EXERCISE PROMPT:
The listing below should be printed exactly, every line of it. Skip the pictures.

*-*-*

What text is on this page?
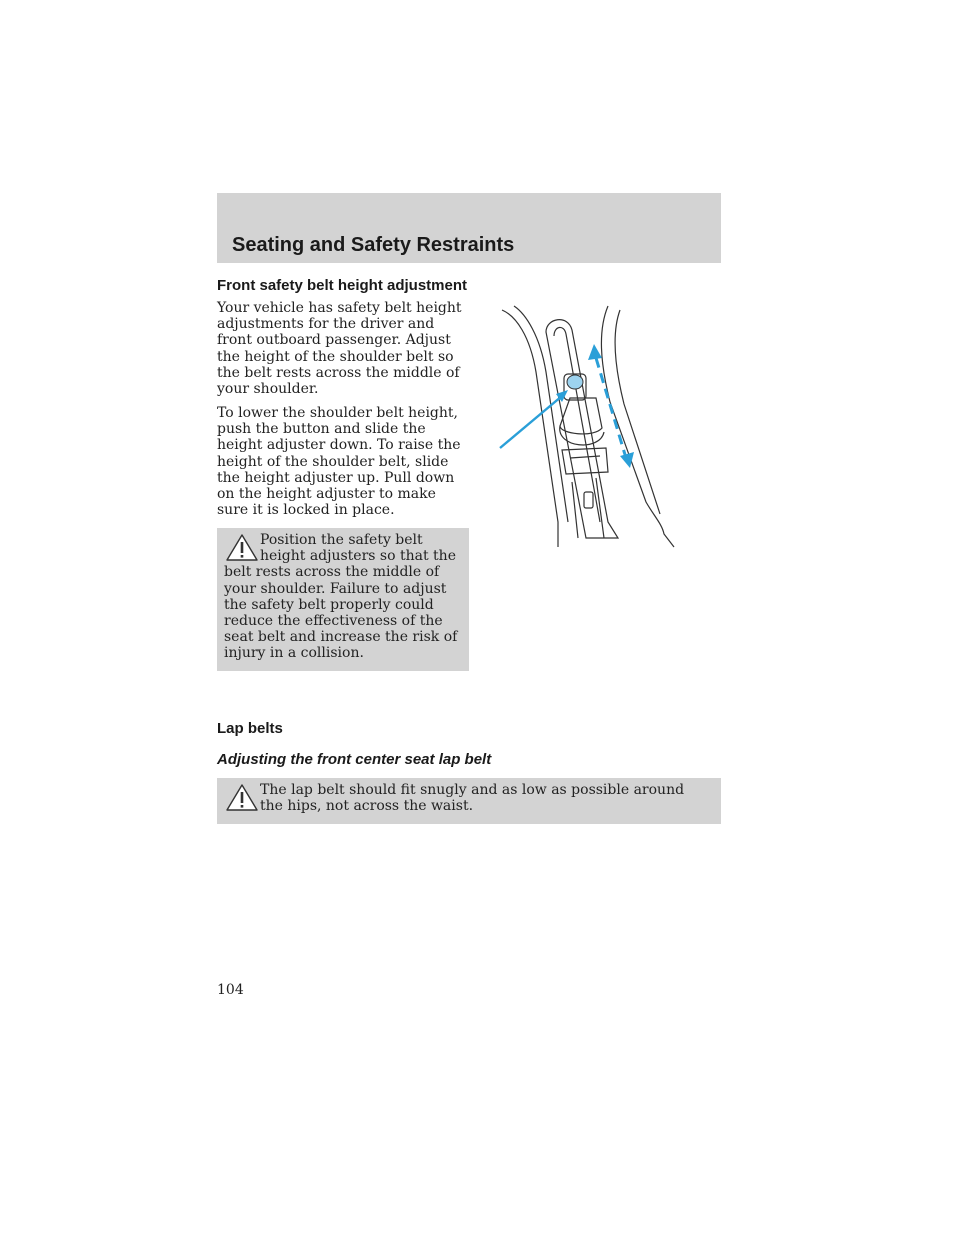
Seating and Safety Restraints
Front safety belt height adjustment

Your vehicle has safety belt height adjustments for the driver and front outboard passenger. Adjust the height of the shoulder belt so the belt rests across the middle of your shoulder.

To lower the shoulder belt height, push the button and slide the height adjuster down. To raise the height of the shoulder belt, slide the height adjuster up. Pull down on the height adjuster to make sure it is locked in place.

Position the safety belt height adjusters so that the belt rests across the middle of your shoulder. Failure to adjust the safety belt properly could reduce the effectiveness of the seat belt and increase the risk of injury in a collision.

Lap belts
Adjusting the front center seat lap belt

The lap belt should fit snugly and as low as possible around the hips, not across the waist.

104
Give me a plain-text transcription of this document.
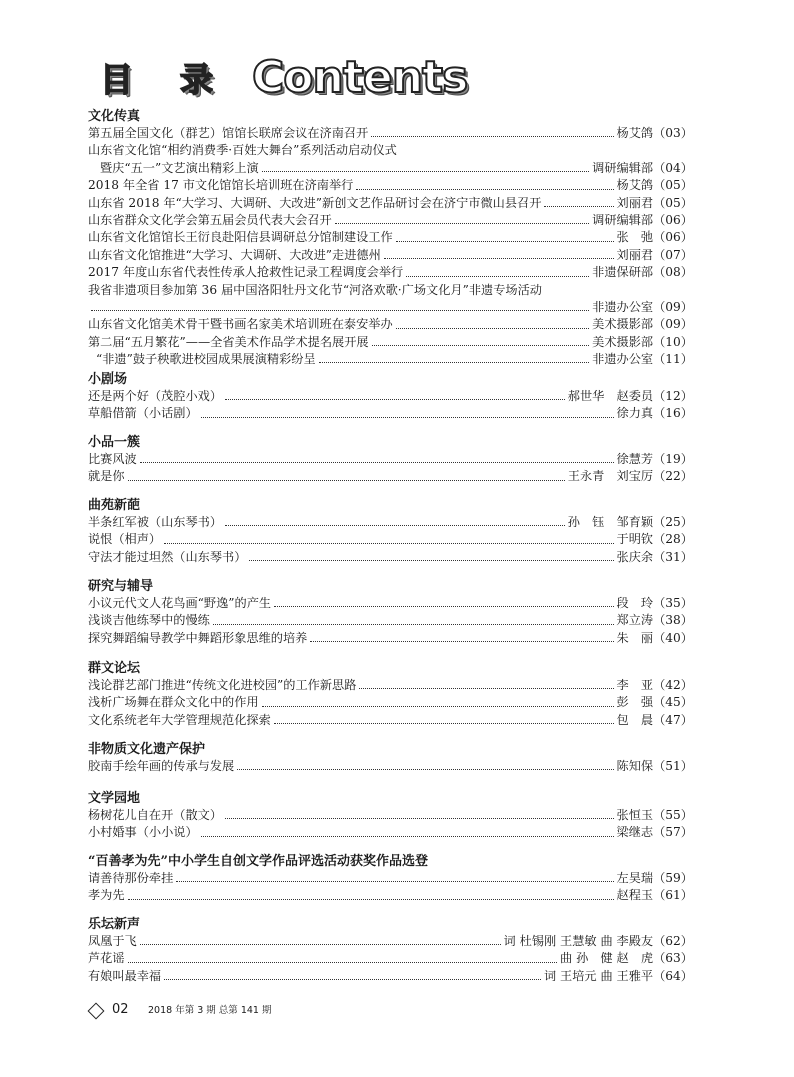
目 录 Contents
文化传真
第五届全国文化（群艺）馆馆长联席会议在济南召开	杨艾鸽 （03）
山东省文化馆“相约消费季·百姓大舞台”系列活动启动仪式
暨庆“五一”文艺演出精彩上演	调研编辑部 （04）
2018 年全省 17 市文化馆馆长培训班在济南举行	杨艾鸽 （05）
山东省 2018 年“大学习、大调研、大改进”新创文艺作品研讨会在济宁市微山县召开	刘丽君 （05）
山东省群众文化学会第五届会员代表大会召开	调研编辑部 （06）
山东省文化馆馆长王衍良赴阳信县调研总分馆制建设工作	张　弛 （06）
山东省文化馆推进“大学习、大调研、大改进”走进德州	刘丽君 （07）
2017 年度山东省代表性传承人抢救性记录工程调度会举行	非遗保研部 （08）
我省非遗项目参加第 36 届中国洛阳牡丹文化节“河洛欢歌·广场文化月”非遗专场活动
非遗办公室 （09）
山东省文化馆美术骨干暨书画名家美术培训班在泰安举办	美术摄影部 （09）
第二届“五月繁花”——全省美术作品学术提名展开展	美术摄影部 （10）
“非遗”鼓子秧歌进校园成果展演精彩纷呈	非遗办公室 （11）
小剧场
还是两个好（茂腔小戏）	郝世华　赵委员 （12）
草船借箭（小话剧）	徐力真 （16）
小品一簇
比赛风波	徐慧芳 （19）
就是你	王永青　刘宝厉 （22）
曲苑新葩
半条红军被（山东琴书）	孙　钰　邹育颖 （25）
说恨（相声）	于明钦 （28）
守法才能过坦然（山东琴书）	张庆余 （31）
研究与辅导
小议元代文人花鸟画“野逸”的产生	段　玲 （35）
浅谈吉他练琴中的慢练	郑立涛 （38）
探究舞蹈编导教学中舞蹈形象思维的培养	朱　丽 （40）
群文论坛
浅论群艺部门推进“传统文化进校园”的工作新思路	李　亚 （42）
浅析广场舞在群众文化中的作用	彭　强 （45）
文化系统老年大学管理规范化探索	包　晨 （47）
非物质文化遗产保护
胶南手绘年画的传承与发展	陈知保 （51）
文学园地
杨树花儿自在开（散文）	张恒玉 （55）
小村婚事（小小说）	梁继志 （57）
“百善孝为先”中小学生自创文学作品评选活动获奖作品选登
请善待那份牵挂	左昊瑞 （59）
孝为先	赵程玉 （61）
乐坛新声
凤凰于飞	词 杜锡刚 王慧敏 曲 李殿友 （62）
芦花谣	曲 孙　健 赵　虎 （63）
有娘叫最幸福	词 王培元 曲 王雅平 （64）
02 2018 年第 3 期 总第 141 期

*-*-*

COMPLETE OUTPUT:
What text is on this page?
Seating and Safety Restraints
Front safety belt height adjustment

Your vehicle has safety belt height adjustments for the driver and front outboard passenger. Adjust the height of the shoulder belt so the belt rests across the middle of your shoulder.

To lower the shoulder belt height, push the button and slide the height adjuster down. To raise the height of the shoulder belt, slide the height adjuster up. Pull down on the height adjuster to make sure it is locked in place.

Position the safety belt height adjusters so that the belt rests across the middle of your shoulder. Failure to adjust the safety belt properly could reduce the effectiveness of the seat belt and increase the risk of injury in a collision.

Lap belts
Adjusting the front center seat lap belt

The lap belt should fit snugly and as low as possible around the hips, not across the waist.

104
Give me a plain-text transcription of this document.
目 录 Contents
文化传真
第五届全国文化（群艺）馆馆长联席会议在济南召开	杨艾鸽 （03）
山东省文化馆“相约消费季·百姓大舞台”系列活动启动仪式
暨庆“五一”文艺演出精彩上演	调研编辑部 （04）
2018 年全省 17 市文化馆馆长培训班在济南举行	杨艾鸽 （05）
山东省 2018 年“大学习、大调研、大改进”新创文艺作品研讨会在济宁市微山县召开	刘丽君 （05）
山东省群众文化学会第五届会员代表大会召开	调研编辑部 （06）
山东省文化馆馆长王衍良赴阳信县调研总分馆制建设工作	张　弛 （06）
山东省文化馆推进“大学习、大调研、大改进”走进德州	刘丽君 （07）
2017 年度山东省代表性传承人抢救性记录工程调度会举行	非遗保研部 （08）
我省非遗项目参加第 36 届中国洛阳牡丹文化节“河洛欢歌·广场文化月”非遗专场活动
非遗办公室 （09）
山东省文化馆美术骨干暨书画名家美术培训班在泰安举办	美术摄影部 （09）
第二届“五月繁花”——全省美术作品学术提名展开展	美术摄影部 （10）
“非遗”鼓子秧歌进校园成果展演精彩纷呈	非遗办公室 （11）
小剧场
还是两个好（茂腔小戏）	郝世华　赵委员 （12）
草船借箭（小话剧）	徐力真 （16）
小品一簇
比赛风波	徐慧芳 （19）
就是你	王永青　刘宝厉 （22）
曲苑新葩
半条红军被（山东琴书）	孙　钰　邹育颖 （25）
说恨（相声）	于明钦 （28）
守法才能过坦然（山东琴书）	张庆余 （31）
研究与辅导
小议元代文人花鸟画“野逸”的产生	段　玲 （35）
浅谈吉他练琴中的慢练	郑立涛 （38）
探究舞蹈编导教学中舞蹈形象思维的培养	朱　丽 （40）
群文论坛
浅论群艺部门推进“传统文化进校园”的工作新思路	李　亚 （42）
浅析广场舞在群众文化中的作用	彭　强 （45）
文化系统老年大学管理规范化探索	包　晨 （47）
非物质文化遗产保护
胶南手绘年画的传承与发展	陈知保 （51）
文学园地
杨树花儿自在开（散文）	张恒玉 （55）
小村婚事（小小说）	梁继志 （57）
“百善孝为先”中小学生自创文学作品评选活动获奖作品选登
请善待那份牵挂	左昊瑞 （59）
孝为先	赵程玉 （61）
乐坛新声
凤凰于飞	词 杜锡刚 王慧敏 曲 李殿友 （62）
芦花谣	曲 孙　健 赵　虎 （63）
有娘叫最幸福	词 王培元 曲 王雅平 （64）
02 2018 年第 3 期 总第 141 期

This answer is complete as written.